[Saved data entries]
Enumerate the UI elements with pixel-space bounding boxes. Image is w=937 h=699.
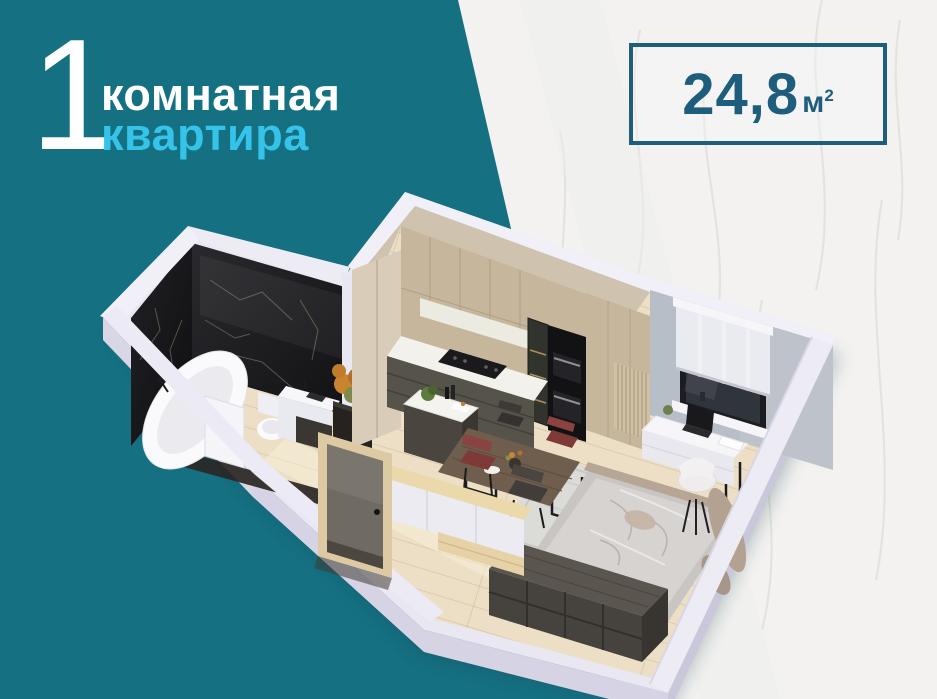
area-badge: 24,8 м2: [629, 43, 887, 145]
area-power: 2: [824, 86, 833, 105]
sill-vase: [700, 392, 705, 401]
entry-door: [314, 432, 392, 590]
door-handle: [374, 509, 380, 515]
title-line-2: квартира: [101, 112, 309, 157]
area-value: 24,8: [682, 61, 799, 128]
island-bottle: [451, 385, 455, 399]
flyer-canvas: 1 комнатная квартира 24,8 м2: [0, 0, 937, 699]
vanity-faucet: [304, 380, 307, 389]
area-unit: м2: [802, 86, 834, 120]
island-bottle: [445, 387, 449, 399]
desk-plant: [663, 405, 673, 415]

--

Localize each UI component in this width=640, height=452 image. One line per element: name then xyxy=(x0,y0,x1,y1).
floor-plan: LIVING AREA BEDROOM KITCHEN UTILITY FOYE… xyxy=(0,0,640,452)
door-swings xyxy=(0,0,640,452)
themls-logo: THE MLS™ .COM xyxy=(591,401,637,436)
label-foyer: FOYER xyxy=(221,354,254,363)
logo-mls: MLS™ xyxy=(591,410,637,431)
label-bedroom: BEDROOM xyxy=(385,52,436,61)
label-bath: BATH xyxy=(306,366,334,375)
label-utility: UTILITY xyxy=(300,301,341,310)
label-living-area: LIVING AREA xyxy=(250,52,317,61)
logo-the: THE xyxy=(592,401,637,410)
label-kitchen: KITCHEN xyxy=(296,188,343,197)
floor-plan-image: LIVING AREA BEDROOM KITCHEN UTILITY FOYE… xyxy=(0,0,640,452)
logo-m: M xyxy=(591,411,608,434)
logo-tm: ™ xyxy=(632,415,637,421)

Goal of the exercise:
Rewrite everything from the line that contains "Enumerate the UI" down to the line that contains "desk-plant: [663, 405, 673, 415]", replacing "bounding boxes" with "coordinate boxes" and keeping everything else the same. Leave the pictures out of your answer.

Answer below:
Enumerate the UI elements with pixel-space coordinate boxes. Image is w=937 h=699.
area-badge: 24,8 м2: [629, 43, 887, 145]
area-power: 2: [824, 86, 833, 105]
sill-vase: [700, 392, 705, 401]
entry-door: [314, 432, 392, 590]
door-handle: [374, 509, 380, 515]
title-line-2: квартира: [101, 112, 309, 157]
area-value: 24,8: [682, 61, 799, 128]
island-bottle: [451, 385, 455, 399]
flyer-canvas: 1 комнатная квартира 24,8 м2: [0, 0, 937, 699]
vanity-faucet: [304, 380, 307, 389]
area-unit: м2: [802, 86, 834, 120]
island-bottle: [445, 387, 449, 399]
desk-plant: [663, 405, 673, 415]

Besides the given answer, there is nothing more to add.